Input rows:
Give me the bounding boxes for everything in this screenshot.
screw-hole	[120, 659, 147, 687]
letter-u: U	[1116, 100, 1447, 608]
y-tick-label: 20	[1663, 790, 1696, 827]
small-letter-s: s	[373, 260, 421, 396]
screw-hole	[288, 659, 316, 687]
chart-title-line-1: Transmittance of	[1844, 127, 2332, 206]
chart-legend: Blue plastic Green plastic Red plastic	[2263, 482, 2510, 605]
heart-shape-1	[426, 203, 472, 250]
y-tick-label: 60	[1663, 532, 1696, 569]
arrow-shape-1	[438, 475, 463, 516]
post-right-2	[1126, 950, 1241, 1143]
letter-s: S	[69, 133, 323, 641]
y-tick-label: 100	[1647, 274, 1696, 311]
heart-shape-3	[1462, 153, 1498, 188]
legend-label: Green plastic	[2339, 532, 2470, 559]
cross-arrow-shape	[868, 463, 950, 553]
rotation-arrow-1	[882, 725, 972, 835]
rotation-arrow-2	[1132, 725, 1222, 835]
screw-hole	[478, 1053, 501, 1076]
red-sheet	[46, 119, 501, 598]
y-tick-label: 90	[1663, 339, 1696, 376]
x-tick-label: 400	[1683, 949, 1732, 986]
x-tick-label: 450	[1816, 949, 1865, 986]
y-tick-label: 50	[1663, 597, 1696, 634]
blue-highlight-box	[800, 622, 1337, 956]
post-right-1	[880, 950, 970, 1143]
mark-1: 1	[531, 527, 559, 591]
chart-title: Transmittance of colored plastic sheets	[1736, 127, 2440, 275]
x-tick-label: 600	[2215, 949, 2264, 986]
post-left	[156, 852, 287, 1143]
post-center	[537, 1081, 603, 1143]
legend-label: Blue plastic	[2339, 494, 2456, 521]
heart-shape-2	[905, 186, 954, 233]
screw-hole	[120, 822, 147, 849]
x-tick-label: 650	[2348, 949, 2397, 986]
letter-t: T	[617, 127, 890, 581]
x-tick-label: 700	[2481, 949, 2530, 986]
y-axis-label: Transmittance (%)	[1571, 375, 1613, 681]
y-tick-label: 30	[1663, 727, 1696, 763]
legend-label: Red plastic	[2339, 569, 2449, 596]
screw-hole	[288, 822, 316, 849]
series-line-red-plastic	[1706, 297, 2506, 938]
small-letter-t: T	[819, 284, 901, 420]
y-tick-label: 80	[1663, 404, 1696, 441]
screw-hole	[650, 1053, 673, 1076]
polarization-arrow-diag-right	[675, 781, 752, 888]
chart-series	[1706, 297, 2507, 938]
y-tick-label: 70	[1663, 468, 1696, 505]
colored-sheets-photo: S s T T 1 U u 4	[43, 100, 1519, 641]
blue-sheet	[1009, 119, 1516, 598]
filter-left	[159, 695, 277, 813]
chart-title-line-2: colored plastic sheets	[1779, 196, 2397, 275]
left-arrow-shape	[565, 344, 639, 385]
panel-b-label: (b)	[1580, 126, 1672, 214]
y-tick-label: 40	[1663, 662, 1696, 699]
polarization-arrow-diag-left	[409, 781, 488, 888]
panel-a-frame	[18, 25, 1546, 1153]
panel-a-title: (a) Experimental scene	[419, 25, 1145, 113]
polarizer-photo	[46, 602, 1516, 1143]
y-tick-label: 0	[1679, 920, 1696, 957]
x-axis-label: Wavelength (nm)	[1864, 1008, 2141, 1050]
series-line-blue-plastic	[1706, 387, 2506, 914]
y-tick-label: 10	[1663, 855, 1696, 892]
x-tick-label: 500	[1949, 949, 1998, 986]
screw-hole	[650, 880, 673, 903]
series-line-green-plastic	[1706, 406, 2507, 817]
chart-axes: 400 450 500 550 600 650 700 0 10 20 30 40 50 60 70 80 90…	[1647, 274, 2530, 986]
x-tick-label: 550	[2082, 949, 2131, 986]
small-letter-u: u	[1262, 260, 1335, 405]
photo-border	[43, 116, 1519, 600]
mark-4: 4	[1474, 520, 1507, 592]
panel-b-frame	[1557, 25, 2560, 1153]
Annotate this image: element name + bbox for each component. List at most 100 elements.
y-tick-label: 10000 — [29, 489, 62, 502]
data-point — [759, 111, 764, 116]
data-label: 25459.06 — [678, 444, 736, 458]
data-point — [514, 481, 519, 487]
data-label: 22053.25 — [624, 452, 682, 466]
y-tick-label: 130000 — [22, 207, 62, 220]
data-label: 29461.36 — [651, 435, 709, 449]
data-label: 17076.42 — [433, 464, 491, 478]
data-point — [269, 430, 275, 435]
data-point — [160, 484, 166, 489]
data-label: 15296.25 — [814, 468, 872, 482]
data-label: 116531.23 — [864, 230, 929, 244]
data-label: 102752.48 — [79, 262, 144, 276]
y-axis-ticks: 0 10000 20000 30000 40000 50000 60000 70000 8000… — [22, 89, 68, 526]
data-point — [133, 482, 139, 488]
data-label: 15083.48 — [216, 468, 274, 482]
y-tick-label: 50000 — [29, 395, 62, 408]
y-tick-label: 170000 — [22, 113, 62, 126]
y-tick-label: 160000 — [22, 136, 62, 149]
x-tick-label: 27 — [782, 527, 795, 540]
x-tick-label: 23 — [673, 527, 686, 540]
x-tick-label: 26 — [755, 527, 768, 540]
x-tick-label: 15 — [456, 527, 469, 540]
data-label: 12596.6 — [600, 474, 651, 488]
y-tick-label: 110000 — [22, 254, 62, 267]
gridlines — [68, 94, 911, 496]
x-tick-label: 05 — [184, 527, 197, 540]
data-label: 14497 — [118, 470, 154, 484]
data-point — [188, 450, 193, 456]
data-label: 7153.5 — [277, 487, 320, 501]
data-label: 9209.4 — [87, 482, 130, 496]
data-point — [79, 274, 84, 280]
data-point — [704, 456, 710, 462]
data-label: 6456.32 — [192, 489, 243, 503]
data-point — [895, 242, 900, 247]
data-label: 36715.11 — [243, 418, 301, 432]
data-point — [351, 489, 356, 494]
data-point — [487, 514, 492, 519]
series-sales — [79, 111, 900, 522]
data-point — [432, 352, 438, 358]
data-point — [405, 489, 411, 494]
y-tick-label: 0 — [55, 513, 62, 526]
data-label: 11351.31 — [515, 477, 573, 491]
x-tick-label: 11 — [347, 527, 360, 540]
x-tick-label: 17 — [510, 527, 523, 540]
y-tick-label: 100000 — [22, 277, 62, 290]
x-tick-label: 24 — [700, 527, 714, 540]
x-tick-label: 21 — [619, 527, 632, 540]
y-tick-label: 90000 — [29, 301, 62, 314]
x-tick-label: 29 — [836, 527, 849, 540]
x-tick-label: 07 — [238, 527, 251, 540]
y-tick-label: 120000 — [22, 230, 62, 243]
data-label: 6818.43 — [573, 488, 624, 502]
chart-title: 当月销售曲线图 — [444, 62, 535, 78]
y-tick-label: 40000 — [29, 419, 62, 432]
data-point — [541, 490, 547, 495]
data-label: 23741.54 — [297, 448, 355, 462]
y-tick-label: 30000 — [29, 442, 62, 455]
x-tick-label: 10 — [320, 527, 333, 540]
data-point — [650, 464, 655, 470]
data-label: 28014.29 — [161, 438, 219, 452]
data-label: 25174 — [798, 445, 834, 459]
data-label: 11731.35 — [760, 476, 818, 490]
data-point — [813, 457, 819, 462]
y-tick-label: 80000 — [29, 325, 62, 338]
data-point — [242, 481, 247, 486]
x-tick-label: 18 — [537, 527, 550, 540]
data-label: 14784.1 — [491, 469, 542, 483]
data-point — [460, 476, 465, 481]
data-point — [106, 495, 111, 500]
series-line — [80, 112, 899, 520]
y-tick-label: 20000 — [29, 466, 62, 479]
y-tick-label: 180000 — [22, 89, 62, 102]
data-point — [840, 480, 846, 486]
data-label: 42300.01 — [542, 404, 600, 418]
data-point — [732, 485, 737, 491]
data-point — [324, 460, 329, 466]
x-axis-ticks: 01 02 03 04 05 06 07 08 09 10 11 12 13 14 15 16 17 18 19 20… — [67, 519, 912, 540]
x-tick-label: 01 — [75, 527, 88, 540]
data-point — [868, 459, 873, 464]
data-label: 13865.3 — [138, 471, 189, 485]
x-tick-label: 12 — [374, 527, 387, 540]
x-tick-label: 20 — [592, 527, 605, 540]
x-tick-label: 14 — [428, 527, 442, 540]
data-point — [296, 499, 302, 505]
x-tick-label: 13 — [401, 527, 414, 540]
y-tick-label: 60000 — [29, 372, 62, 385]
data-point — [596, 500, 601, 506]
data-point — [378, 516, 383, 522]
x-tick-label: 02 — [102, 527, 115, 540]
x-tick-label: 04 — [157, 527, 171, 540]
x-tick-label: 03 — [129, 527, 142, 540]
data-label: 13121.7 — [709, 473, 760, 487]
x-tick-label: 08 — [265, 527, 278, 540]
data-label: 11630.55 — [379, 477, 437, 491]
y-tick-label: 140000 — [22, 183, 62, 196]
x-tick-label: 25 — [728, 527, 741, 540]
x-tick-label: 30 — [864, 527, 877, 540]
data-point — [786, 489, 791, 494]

Aim:
Repeat the material word for word, beginning with its first line and going on through the line that contains "527, 559, 591]".

Complete output:
Give me the bounding boxes for everything in this screenshot.
screw-hole	[120, 659, 147, 687]
letter-u: U	[1116, 100, 1447, 608]
y-tick-label: 20	[1663, 790, 1696, 827]
small-letter-s: s	[373, 260, 421, 396]
screw-hole	[288, 659, 316, 687]
chart-title-line-1: Transmittance of	[1844, 127, 2332, 206]
chart-legend: Blue plastic Green plastic Red plastic	[2263, 482, 2510, 605]
heart-shape-1	[426, 203, 472, 250]
y-tick-label: 60	[1663, 532, 1696, 569]
arrow-shape-1	[438, 475, 463, 516]
post-right-2	[1126, 950, 1241, 1143]
letter-s: S	[69, 133, 323, 641]
y-tick-label: 100	[1647, 274, 1696, 311]
heart-shape-3	[1462, 153, 1498, 188]
legend-label: Green plastic	[2339, 532, 2470, 559]
cross-arrow-shape	[868, 463, 950, 553]
rotation-arrow-1	[882, 725, 972, 835]
rotation-arrow-2	[1132, 725, 1222, 835]
screw-hole	[478, 1053, 501, 1076]
red-sheet	[46, 119, 501, 598]
y-tick-label: 90	[1663, 339, 1696, 376]
x-tick-label: 400	[1683, 949, 1732, 986]
x-tick-label: 450	[1816, 949, 1865, 986]
y-tick-label: 50	[1663, 597, 1696, 634]
blue-highlight-box	[800, 622, 1337, 956]
post-right-1	[880, 950, 970, 1143]
mark-1: 1	[531, 527, 559, 591]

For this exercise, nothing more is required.